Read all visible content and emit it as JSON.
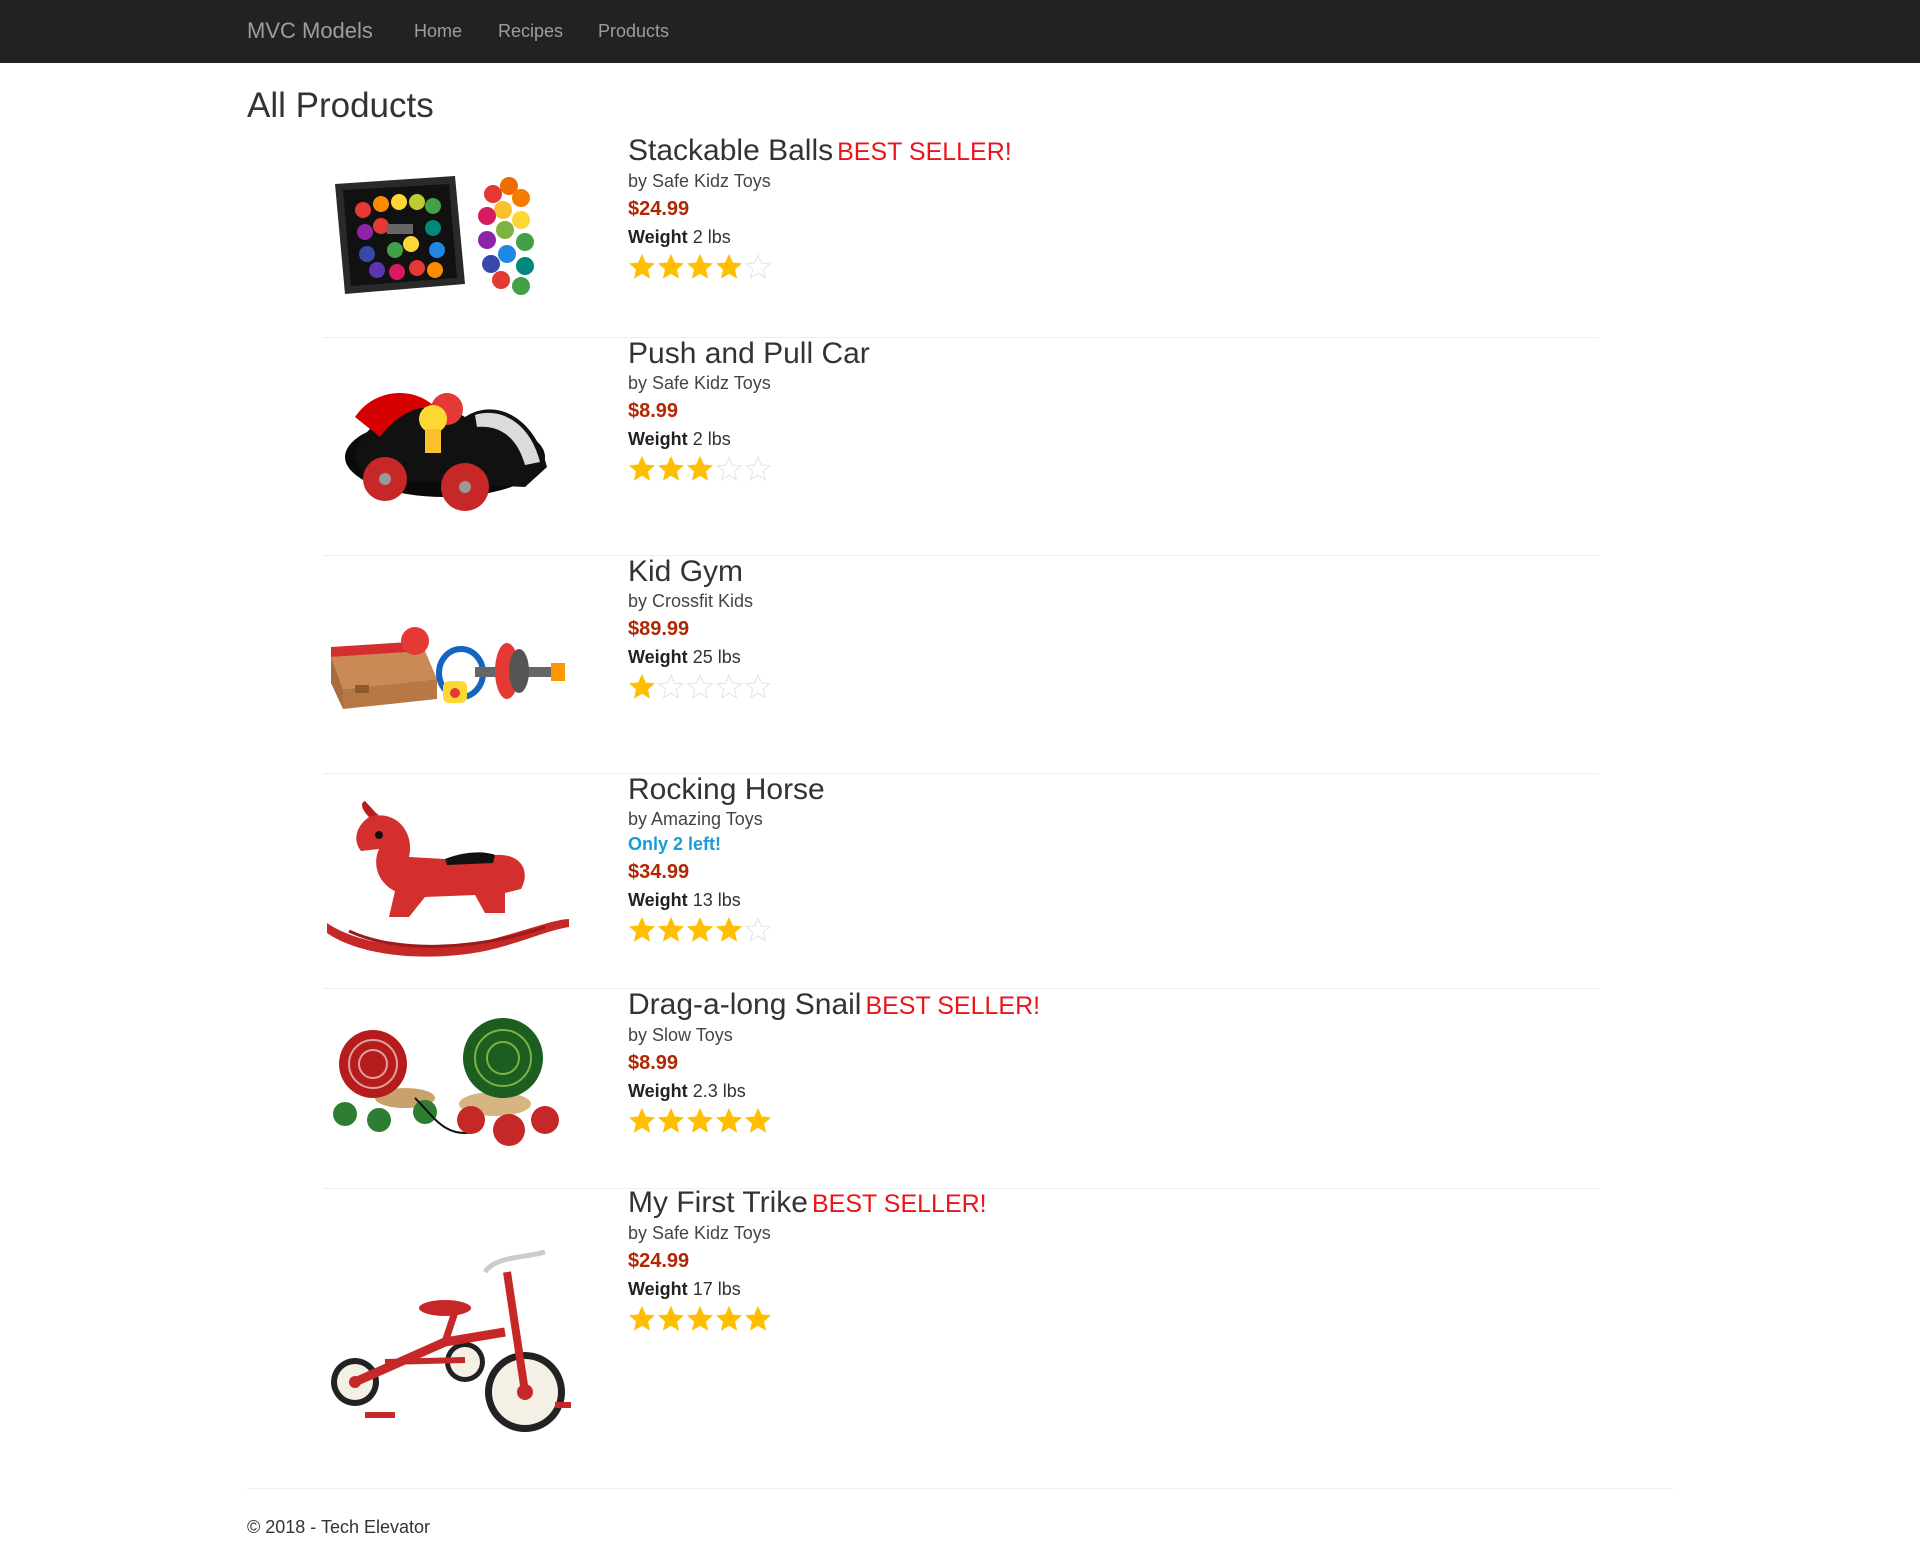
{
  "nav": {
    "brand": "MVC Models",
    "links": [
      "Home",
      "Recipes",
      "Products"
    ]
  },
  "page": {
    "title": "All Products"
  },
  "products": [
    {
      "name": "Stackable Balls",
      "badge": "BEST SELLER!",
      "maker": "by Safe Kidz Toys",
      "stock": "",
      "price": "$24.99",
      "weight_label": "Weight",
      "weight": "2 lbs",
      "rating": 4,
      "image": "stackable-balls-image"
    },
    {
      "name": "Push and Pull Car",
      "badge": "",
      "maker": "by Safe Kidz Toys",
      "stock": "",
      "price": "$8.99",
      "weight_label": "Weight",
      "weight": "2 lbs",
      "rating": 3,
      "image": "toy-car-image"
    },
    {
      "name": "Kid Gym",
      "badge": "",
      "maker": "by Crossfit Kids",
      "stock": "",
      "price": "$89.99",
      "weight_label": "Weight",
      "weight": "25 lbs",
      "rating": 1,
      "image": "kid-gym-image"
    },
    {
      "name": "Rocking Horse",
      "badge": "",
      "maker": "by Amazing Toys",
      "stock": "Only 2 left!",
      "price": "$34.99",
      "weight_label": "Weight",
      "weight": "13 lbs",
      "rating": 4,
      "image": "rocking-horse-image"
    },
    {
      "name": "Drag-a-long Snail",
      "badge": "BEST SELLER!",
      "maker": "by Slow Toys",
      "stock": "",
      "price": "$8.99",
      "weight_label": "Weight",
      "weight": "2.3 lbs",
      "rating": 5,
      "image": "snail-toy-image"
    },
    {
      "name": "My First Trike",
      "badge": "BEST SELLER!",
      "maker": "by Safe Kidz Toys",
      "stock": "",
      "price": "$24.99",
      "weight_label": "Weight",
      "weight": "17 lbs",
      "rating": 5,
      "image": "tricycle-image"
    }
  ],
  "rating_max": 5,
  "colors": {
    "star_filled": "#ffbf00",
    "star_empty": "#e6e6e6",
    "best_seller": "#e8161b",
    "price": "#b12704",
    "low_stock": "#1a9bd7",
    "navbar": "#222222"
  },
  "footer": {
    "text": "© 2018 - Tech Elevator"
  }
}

━━━━━━━━━━━━━━━━

**EXERCISE OBJECTIVE:** Repeat the records above verbatim, with no pictures in the result.

**REPLY:**
Read all visible content and emit it as JSON.
{
  "nav": {
    "brand": "MVC Models",
    "links": [
      "Home",
      "Recipes",
      "Products"
    ]
  },
  "page": {
    "title": "All Products"
  },
  "products": [
    {
      "name": "Stackable Balls",
      "badge": "BEST SELLER!",
      "maker": "by Safe Kidz Toys",
      "stock": "",
      "price": "$24.99",
      "weight_label": "Weight",
      "weight": "2 lbs",
      "rating": 4,
      "image": "stackable-balls-image"
    },
    {
      "name": "Push and Pull Car",
      "badge": "",
      "maker": "by Safe Kidz Toys",
      "stock": "",
      "price": "$8.99",
      "weight_label": "Weight",
      "weight": "2 lbs",
      "rating": 3,
      "image": "toy-car-image"
    },
    {
      "name": "Kid Gym",
      "badge": "",
      "maker": "by Crossfit Kids",
      "stock": "",
      "price": "$89.99",
      "weight_label": "Weight",
      "weight": "25 lbs",
      "rating": 1,
      "image": "kid-gym-image"
    },
    {
      "name": "Rocking Horse",
      "badge": "",
      "maker": "by Amazing Toys",
      "stock": "Only 2 left!",
      "price": "$34.99",
      "weight_label": "Weight",
      "weight": "13 lbs",
      "rating": 4,
      "image": "rocking-horse-image"
    },
    {
      "name": "Drag-a-long Snail",
      "badge": "BEST SELLER!",
      "maker": "by Slow Toys",
      "stock": "",
      "price": "$8.99",
      "weight_label": "Weight",
      "weight": "2.3 lbs",
      "rating": 5,
      "image": "snail-toy-image"
    },
    {
      "name": "My First Trike",
      "badge": "BEST SELLER!",
      "maker": "by Safe Kidz Toys",
      "stock": "",
      "price": "$24.99",
      "weight_label": "Weight",
      "weight": "17 lbs",
      "rating": 5,
      "image": "tricycle-image"
    }
  ],
  "rating_max": 5,
  "colors": {
    "star_filled": "#ffbf00",
    "star_empty": "#e6e6e6",
    "best_seller": "#e8161b",
    "price": "#b12704",
    "low_stock": "#1a9bd7",
    "navbar": "#222222"
  },
  "footer": {
    "text": "© 2018 - Tech Elevator"
  }
}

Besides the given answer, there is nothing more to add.